Task details →
Please copy each line of the listing below precisely, excluding the images.

Extracted entries →
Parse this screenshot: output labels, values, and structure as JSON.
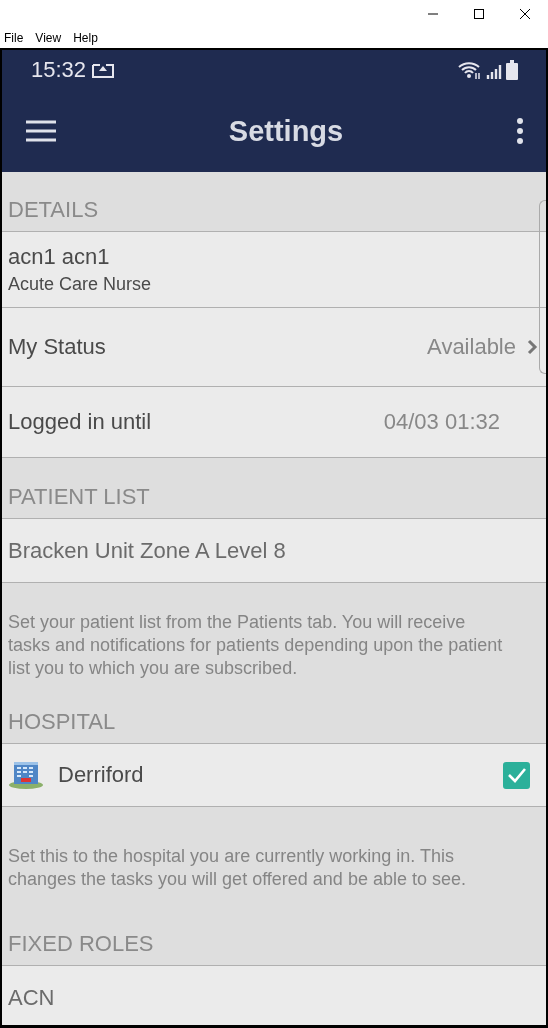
{
  "menu_bar": [
    "File",
    "View",
    "Help"
  ],
  "status_bar": {
    "time": "15:32"
  },
  "app_bar": {
    "title": "Settings"
  },
  "sections": [
    {
      "header": "DETAILS",
      "items": [
        {
          "kind": "person",
          "label": "acn1 acn1",
          "subtitle": "Acute Care Nurse"
        },
        {
          "kind": "link",
          "label": "My Status",
          "value": "Available"
        },
        {
          "kind": "value",
          "label": "Logged in until",
          "value": "04/03 01:32"
        }
      ]
    },
    {
      "header": "PATIENT LIST",
      "items": [
        {
          "kind": "plain",
          "label": "Bracken Unit Zone A Level 8"
        }
      ],
      "note": "Set your patient list from the Patients tab. You will receive tasks and notifications for patients depending upon the patient list you to which you are subscribed."
    },
    {
      "header": "HOSPITAL",
      "items": [
        {
          "kind": "check",
          "label": "Derriford",
          "checked": true
        }
      ],
      "note": "Set this to the hospital you are currently working in. This changes the tasks you will get offered and be able to see."
    },
    {
      "header": "FIXED ROLES",
      "items": [
        {
          "kind": "plain",
          "label": "ACN"
        }
      ]
    }
  ]
}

Exercise result →
Parse this screenshot: output labels, values, and structure as JSON.
{
  "menu_bar": [
    "File",
    "View",
    "Help"
  ],
  "status_bar": {
    "time": "15:32"
  },
  "app_bar": {
    "title": "Settings"
  },
  "sections": [
    {
      "header": "DETAILS",
      "items": [
        {
          "kind": "person",
          "label": "acn1 acn1",
          "subtitle": "Acute Care Nurse"
        },
        {
          "kind": "link",
          "label": "My Status",
          "value": "Available"
        },
        {
          "kind": "value",
          "label": "Logged in until",
          "value": "04/03 01:32"
        }
      ]
    },
    {
      "header": "PATIENT LIST",
      "items": [
        {
          "kind": "plain",
          "label": "Bracken Unit Zone A Level 8"
        }
      ],
      "note": "Set your patient list from the Patients tab. You will receive tasks and notifications for patients depending upon the patient list you to which you are subscribed."
    },
    {
      "header": "HOSPITAL",
      "items": [
        {
          "kind": "check",
          "label": "Derriford",
          "checked": true
        }
      ],
      "note": "Set this to the hospital you are currently working in. This changes the tasks you will get offered and be able to see."
    },
    {
      "header": "FIXED ROLES",
      "items": [
        {
          "kind": "plain",
          "label": "ACN"
        }
      ]
    }
  ]
}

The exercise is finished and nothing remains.